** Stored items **
start

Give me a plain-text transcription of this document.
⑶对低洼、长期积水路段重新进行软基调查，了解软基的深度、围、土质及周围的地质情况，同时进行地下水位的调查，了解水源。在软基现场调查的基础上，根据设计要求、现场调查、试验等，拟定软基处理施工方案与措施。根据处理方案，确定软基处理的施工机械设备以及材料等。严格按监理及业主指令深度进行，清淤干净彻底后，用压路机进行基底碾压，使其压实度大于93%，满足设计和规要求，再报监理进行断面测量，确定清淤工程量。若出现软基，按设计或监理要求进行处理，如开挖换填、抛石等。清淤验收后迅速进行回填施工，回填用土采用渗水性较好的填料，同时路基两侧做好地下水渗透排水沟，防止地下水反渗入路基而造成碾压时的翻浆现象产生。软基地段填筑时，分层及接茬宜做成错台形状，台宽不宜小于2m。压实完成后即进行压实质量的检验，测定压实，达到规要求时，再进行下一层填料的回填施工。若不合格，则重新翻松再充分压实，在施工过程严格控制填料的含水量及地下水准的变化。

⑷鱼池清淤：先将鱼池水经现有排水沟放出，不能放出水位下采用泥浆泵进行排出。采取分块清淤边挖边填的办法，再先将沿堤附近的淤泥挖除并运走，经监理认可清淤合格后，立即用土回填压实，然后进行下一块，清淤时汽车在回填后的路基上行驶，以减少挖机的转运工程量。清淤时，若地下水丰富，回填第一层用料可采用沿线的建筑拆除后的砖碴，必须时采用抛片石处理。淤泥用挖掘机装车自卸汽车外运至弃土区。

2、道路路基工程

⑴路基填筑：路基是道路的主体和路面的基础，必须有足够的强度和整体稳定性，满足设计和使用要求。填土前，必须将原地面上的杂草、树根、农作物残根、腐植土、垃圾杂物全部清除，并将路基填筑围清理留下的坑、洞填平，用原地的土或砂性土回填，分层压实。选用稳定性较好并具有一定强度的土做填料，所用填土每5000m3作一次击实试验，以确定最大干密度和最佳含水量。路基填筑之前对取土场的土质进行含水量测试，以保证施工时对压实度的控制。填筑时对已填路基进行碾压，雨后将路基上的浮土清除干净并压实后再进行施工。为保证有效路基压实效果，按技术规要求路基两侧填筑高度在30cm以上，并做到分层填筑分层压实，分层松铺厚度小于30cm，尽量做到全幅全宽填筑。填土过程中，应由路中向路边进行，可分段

end
start

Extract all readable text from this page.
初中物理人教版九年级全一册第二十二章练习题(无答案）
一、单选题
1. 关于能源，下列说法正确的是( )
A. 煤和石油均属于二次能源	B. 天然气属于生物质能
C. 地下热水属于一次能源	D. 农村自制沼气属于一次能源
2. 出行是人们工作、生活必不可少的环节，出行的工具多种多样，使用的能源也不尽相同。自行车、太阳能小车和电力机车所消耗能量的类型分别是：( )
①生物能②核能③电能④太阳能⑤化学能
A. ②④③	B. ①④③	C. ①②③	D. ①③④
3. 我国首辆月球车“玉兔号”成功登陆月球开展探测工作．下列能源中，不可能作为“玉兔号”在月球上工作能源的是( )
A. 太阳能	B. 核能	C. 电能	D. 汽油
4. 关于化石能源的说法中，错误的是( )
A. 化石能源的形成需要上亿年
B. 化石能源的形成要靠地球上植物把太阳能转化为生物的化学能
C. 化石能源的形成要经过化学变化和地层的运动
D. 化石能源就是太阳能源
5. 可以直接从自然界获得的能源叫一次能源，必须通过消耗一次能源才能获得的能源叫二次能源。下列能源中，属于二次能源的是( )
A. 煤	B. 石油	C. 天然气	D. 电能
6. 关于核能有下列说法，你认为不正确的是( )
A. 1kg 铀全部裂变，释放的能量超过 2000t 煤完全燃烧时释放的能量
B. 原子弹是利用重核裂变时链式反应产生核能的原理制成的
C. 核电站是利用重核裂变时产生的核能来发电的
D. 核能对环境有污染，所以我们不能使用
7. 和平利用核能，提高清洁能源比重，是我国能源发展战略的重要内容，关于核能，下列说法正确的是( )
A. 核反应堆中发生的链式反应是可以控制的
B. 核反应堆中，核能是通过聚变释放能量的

end

** Stated exercise **
Look through the material above and work out how many of its lines contain "下列能源中". State the number only.

** Answer in full **
2